What needs to be done: From the entries below, count the lines with "this". Write only the count.

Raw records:
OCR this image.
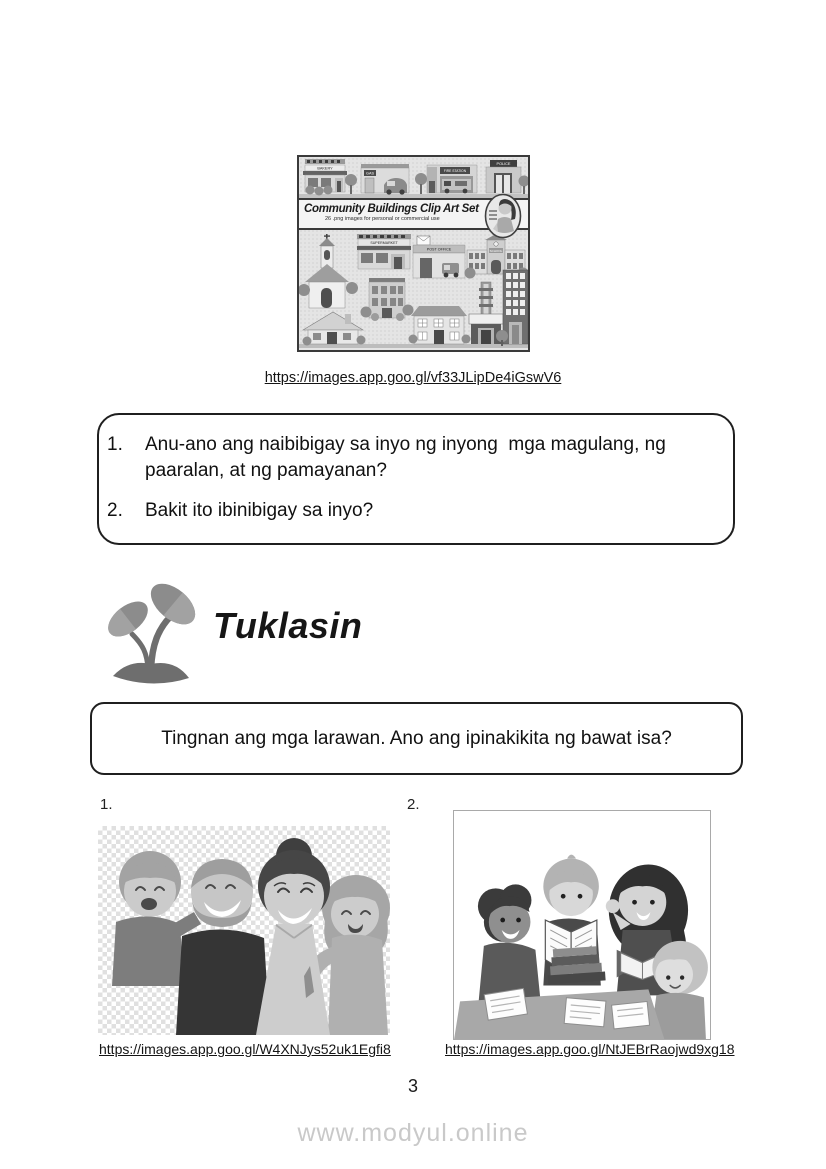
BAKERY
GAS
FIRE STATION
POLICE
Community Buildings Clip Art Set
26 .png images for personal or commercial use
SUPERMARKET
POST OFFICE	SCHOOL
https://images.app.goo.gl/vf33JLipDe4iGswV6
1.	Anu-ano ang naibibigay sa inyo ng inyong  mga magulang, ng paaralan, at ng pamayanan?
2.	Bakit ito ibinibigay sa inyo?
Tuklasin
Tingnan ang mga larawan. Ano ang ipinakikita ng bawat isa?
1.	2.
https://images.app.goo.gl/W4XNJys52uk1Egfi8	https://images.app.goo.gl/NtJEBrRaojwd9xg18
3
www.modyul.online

---

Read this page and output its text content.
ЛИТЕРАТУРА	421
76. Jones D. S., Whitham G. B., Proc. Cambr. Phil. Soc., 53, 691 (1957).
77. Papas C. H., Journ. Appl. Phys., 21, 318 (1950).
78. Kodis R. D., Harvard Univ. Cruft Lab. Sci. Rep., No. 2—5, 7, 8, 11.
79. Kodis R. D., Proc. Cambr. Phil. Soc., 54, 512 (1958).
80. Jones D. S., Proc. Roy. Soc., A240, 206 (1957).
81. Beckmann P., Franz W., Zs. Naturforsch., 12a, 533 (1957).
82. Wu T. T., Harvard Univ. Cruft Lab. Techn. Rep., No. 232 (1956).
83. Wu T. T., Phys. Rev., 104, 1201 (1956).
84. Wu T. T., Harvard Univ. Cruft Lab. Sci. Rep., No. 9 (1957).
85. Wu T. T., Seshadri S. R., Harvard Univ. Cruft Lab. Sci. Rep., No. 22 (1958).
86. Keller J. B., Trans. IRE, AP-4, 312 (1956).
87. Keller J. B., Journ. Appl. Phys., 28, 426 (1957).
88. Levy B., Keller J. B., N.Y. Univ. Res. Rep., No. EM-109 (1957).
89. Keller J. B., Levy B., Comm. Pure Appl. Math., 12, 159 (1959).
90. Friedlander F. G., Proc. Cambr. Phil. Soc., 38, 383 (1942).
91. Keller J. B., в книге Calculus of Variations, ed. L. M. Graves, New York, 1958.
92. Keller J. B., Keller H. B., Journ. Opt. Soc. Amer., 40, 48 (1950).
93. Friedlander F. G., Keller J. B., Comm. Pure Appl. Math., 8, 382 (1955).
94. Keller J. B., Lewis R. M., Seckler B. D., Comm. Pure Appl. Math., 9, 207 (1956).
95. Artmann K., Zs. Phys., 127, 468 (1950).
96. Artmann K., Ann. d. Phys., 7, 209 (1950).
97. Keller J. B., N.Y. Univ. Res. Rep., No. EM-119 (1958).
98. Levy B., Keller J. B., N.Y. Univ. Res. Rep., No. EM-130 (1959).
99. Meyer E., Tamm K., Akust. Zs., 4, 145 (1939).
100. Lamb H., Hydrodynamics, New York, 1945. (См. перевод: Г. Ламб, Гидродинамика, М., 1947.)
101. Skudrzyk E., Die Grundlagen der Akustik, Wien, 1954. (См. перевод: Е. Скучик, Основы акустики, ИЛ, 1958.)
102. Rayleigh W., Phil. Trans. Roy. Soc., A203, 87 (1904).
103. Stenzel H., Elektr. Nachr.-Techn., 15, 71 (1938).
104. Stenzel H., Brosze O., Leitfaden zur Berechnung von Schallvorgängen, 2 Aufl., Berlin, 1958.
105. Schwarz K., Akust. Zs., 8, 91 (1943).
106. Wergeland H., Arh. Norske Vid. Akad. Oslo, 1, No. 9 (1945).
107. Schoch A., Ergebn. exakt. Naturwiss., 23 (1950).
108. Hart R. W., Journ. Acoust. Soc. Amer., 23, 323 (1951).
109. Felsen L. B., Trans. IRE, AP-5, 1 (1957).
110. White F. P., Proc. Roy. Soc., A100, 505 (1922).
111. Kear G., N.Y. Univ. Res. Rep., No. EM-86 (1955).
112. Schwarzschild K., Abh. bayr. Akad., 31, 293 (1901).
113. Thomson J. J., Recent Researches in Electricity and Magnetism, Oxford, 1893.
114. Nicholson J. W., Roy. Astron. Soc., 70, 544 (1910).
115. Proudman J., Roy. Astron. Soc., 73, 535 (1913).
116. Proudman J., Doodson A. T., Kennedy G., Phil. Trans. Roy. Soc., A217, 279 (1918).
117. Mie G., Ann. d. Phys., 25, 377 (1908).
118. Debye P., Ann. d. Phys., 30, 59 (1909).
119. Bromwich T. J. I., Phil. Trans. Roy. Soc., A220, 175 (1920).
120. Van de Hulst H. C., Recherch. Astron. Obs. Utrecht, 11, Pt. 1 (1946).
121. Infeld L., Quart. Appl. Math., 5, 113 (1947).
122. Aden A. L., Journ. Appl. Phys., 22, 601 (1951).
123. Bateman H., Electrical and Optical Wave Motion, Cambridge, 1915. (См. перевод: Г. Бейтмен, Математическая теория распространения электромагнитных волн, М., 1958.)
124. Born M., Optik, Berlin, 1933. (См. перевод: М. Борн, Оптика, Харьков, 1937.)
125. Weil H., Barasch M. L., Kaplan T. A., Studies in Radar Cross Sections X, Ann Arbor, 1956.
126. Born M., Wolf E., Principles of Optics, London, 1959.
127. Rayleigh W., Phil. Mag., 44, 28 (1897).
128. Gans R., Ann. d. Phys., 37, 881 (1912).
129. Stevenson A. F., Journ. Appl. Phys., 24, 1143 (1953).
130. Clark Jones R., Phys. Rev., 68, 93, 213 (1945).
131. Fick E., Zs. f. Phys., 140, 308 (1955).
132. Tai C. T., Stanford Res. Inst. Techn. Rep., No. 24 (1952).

==

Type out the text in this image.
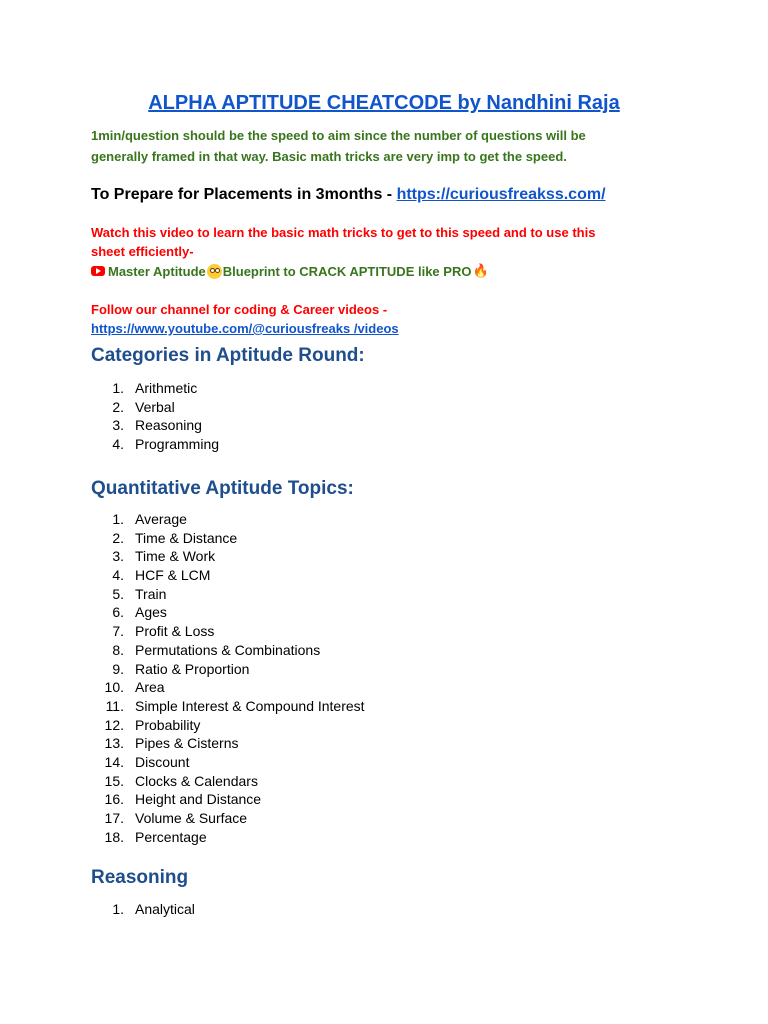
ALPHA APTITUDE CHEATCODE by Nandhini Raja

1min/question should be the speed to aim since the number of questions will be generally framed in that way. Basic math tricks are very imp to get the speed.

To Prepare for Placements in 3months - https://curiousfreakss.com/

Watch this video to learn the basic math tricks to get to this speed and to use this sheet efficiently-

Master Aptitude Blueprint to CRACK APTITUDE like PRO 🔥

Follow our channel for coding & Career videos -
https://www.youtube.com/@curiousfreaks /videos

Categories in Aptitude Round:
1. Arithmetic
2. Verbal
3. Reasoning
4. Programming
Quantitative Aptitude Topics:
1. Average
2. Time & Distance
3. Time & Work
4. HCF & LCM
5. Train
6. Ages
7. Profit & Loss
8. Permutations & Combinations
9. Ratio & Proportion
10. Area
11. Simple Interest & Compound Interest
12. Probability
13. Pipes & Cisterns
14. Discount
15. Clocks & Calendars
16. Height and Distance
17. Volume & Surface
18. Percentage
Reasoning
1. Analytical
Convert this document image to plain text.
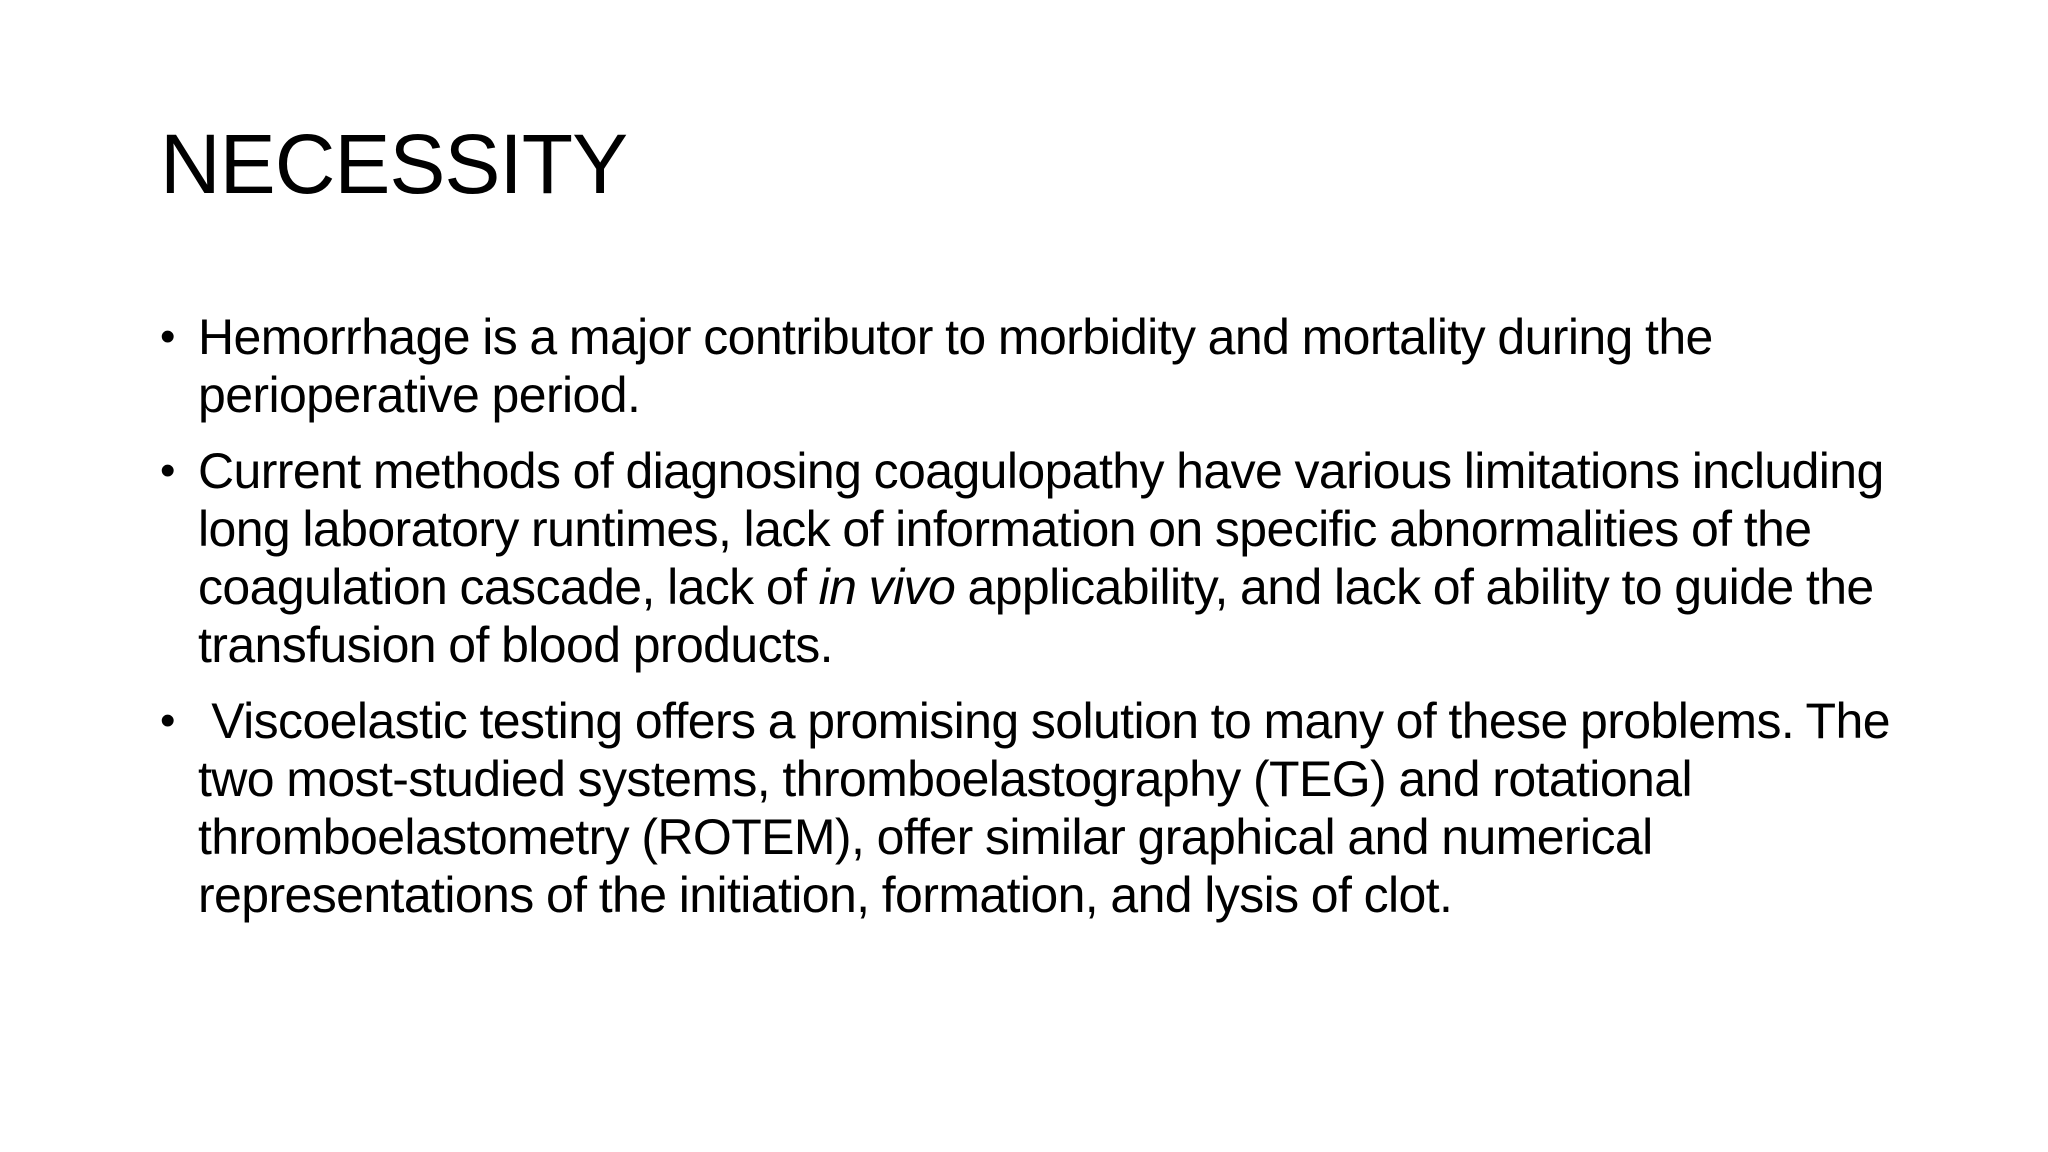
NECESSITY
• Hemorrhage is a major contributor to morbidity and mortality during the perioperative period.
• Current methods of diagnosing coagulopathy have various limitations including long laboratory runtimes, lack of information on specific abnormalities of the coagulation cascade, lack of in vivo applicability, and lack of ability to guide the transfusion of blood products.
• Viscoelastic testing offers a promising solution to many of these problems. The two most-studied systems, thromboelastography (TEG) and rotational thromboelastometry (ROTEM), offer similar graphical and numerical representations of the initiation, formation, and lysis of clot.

Answer below: 5